#### [WHAT THIS TASK INVOLVES]
Tally the lines that hold the word "ylabel" and reply with that figure only.

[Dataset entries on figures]

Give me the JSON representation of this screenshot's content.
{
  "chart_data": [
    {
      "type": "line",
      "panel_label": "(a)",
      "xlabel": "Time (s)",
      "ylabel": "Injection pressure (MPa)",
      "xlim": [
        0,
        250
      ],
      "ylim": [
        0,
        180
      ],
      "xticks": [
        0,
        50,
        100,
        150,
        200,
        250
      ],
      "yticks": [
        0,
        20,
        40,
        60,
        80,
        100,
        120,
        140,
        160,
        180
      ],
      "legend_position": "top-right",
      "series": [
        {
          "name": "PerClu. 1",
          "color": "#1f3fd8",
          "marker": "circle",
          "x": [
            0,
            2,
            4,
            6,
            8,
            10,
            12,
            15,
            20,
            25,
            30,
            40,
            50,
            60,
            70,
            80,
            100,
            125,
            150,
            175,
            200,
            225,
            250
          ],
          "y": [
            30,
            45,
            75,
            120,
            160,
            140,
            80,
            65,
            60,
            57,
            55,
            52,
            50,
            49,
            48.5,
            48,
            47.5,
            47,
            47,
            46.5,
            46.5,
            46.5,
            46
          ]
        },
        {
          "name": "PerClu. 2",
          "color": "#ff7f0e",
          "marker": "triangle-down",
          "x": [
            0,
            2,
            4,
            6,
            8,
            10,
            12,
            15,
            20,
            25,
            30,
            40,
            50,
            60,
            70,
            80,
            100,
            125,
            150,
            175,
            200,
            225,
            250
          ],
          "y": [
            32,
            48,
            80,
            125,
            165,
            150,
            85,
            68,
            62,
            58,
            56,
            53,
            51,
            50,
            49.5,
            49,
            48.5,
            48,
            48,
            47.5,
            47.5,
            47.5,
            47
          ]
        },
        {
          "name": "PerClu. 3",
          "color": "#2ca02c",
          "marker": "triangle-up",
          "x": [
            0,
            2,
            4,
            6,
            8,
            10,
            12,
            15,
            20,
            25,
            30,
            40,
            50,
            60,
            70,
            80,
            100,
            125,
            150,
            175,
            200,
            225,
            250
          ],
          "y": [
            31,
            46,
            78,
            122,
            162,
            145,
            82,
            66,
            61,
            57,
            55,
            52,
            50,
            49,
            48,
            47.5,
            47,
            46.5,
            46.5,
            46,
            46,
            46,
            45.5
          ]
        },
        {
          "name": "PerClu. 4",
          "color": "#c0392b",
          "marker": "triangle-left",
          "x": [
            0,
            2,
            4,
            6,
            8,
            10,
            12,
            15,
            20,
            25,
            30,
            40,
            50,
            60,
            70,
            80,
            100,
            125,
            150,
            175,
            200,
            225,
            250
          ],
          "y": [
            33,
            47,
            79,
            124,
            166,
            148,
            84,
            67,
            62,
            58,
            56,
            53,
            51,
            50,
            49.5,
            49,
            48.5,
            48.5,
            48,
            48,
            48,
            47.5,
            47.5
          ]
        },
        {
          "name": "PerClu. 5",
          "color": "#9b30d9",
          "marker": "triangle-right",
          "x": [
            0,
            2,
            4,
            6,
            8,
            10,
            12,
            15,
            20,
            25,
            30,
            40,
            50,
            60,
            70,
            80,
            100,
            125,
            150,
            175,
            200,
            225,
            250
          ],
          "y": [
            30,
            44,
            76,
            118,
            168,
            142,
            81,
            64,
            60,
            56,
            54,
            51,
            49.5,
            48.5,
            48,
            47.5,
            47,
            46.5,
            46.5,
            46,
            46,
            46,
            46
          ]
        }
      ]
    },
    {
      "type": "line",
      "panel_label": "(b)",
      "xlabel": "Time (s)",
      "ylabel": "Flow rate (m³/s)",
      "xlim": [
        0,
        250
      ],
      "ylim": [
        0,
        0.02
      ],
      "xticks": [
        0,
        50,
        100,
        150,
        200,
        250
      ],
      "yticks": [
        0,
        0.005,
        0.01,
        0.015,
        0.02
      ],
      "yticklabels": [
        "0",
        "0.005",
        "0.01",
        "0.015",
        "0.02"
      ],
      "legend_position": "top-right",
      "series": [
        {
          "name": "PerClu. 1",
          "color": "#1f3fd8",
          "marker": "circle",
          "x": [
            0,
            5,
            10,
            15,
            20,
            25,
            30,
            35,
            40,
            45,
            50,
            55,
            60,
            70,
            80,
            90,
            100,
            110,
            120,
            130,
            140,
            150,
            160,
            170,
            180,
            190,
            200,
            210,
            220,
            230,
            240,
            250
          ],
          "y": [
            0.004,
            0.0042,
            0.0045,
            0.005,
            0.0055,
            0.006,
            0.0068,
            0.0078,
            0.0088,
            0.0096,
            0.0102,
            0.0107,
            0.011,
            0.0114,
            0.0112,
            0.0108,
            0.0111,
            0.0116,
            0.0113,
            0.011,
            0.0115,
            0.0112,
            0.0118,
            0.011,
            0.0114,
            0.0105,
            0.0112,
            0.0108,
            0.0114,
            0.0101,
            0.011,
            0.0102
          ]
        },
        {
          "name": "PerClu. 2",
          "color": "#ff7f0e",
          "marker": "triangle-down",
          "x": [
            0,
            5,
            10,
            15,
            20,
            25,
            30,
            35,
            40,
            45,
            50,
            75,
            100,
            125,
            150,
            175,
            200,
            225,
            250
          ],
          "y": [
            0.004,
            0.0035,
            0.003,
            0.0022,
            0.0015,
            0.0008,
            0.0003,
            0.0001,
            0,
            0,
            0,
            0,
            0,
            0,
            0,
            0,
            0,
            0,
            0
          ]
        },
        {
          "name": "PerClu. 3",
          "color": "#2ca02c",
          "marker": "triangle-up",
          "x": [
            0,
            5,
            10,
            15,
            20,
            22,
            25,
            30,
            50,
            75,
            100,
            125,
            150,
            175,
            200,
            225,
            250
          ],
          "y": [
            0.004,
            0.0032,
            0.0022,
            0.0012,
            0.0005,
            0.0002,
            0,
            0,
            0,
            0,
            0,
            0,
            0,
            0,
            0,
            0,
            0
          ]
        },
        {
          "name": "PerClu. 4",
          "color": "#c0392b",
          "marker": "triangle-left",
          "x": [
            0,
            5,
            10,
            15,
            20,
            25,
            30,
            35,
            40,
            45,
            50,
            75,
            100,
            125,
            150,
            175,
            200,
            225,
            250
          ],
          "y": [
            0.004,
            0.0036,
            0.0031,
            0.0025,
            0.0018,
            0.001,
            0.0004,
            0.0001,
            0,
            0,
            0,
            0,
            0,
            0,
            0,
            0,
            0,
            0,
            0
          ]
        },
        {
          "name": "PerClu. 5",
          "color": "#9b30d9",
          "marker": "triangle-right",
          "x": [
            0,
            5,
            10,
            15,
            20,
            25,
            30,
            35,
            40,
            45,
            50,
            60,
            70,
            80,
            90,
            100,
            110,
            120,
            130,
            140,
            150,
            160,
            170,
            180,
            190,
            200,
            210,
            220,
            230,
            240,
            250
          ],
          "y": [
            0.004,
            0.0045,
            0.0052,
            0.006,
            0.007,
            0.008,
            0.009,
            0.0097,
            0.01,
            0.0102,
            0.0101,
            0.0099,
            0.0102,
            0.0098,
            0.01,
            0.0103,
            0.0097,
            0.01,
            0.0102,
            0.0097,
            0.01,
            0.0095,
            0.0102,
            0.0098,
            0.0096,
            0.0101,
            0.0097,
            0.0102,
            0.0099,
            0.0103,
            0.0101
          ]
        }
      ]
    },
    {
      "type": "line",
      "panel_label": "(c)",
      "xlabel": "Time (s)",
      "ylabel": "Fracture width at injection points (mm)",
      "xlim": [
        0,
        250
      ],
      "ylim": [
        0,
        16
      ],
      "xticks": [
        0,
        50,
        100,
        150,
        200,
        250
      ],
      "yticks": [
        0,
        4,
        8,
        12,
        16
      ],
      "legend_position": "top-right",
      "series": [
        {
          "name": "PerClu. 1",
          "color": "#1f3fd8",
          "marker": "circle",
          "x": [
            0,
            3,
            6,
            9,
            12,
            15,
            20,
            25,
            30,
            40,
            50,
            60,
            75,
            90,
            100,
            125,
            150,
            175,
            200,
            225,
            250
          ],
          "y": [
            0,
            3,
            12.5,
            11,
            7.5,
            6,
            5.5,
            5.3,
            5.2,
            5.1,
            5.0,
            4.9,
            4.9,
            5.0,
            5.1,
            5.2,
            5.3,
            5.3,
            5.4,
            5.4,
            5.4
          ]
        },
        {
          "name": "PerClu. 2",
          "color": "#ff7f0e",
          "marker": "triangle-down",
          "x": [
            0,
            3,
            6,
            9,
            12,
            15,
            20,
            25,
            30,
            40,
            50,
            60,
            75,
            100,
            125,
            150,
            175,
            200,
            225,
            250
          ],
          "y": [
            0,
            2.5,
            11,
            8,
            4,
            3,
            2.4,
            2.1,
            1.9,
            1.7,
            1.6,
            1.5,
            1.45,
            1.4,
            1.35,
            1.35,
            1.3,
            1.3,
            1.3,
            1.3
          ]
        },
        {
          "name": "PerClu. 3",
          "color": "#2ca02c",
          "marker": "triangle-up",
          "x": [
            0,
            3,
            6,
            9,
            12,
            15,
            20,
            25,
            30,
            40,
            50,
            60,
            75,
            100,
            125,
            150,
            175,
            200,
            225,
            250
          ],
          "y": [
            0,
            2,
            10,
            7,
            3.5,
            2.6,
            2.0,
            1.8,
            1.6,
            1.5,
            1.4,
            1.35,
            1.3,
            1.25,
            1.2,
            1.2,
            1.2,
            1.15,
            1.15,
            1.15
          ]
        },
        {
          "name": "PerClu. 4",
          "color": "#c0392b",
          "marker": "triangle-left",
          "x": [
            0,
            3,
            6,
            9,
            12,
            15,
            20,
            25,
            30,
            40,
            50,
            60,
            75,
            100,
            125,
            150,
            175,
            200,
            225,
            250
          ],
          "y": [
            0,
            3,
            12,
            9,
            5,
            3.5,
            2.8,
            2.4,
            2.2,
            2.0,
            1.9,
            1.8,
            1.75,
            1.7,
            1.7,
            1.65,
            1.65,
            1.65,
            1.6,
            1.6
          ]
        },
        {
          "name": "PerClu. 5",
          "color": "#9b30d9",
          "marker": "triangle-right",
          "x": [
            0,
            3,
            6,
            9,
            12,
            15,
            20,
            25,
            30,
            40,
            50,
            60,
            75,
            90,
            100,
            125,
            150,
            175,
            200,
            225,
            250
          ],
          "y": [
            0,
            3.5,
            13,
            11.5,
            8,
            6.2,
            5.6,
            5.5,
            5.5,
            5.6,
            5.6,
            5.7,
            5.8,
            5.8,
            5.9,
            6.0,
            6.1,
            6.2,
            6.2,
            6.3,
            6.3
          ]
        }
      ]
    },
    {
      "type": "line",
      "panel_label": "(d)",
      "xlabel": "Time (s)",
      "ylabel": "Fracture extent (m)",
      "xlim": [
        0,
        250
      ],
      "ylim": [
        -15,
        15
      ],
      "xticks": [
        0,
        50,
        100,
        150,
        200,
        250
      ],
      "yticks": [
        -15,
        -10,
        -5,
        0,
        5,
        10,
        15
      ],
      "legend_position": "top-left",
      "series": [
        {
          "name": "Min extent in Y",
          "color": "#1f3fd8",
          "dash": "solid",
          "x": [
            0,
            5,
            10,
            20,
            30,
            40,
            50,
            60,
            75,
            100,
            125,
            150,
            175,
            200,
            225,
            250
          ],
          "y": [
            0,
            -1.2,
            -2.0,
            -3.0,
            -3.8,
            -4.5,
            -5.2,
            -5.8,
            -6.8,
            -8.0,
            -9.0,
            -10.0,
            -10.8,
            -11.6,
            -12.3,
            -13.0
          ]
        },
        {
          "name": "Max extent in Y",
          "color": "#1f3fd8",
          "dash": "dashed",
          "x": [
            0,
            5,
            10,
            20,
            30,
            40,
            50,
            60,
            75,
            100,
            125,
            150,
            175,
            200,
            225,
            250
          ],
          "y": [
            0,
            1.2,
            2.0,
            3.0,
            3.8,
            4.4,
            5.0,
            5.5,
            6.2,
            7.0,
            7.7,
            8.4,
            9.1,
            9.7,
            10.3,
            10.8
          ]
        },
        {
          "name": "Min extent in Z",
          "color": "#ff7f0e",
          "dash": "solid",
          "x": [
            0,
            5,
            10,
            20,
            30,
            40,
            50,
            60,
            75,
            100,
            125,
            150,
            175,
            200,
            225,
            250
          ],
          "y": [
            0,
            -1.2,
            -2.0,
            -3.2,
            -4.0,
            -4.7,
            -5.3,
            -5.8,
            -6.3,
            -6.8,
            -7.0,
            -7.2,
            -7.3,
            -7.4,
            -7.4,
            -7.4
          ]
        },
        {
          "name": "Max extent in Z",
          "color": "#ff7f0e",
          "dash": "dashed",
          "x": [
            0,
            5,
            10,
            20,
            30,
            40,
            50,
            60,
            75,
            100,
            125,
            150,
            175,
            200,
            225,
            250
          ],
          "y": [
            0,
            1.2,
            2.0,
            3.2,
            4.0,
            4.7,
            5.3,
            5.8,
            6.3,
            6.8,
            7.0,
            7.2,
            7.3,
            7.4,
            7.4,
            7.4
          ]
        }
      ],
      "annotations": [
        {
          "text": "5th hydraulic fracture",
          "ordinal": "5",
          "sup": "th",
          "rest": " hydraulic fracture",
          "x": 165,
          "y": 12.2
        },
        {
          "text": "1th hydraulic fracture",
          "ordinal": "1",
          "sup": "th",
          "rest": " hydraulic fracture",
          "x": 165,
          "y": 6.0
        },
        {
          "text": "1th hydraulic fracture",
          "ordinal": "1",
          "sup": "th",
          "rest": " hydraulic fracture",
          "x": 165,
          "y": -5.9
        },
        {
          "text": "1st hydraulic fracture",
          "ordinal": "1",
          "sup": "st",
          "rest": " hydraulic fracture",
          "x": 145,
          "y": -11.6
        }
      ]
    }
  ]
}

#### [THE REPLY]
4